**Stated problem**: Determine how many lines of the entries contain "icon". Reply with that number alone.

**Stored data**:

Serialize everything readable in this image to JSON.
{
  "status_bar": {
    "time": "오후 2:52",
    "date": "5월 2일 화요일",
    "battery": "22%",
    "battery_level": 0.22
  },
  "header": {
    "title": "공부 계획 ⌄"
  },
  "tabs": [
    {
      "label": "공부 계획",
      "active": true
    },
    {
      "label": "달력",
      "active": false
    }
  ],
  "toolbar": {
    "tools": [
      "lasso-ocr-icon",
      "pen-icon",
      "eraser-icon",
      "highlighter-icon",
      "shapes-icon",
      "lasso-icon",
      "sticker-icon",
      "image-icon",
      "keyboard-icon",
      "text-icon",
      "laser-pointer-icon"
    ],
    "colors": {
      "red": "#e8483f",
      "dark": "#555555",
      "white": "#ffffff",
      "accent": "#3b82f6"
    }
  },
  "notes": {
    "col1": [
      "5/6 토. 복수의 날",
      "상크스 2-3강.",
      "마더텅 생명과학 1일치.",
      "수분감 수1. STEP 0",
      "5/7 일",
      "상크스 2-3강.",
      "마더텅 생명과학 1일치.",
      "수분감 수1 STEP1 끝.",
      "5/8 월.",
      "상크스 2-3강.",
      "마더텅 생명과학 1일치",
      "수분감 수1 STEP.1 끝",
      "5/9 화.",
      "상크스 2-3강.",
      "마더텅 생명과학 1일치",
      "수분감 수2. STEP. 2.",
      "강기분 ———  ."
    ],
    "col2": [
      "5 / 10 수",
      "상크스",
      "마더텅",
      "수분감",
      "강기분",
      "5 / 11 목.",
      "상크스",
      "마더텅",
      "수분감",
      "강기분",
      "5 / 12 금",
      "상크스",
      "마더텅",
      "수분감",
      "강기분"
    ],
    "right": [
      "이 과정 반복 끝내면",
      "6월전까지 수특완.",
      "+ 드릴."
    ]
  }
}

**Final result**: 11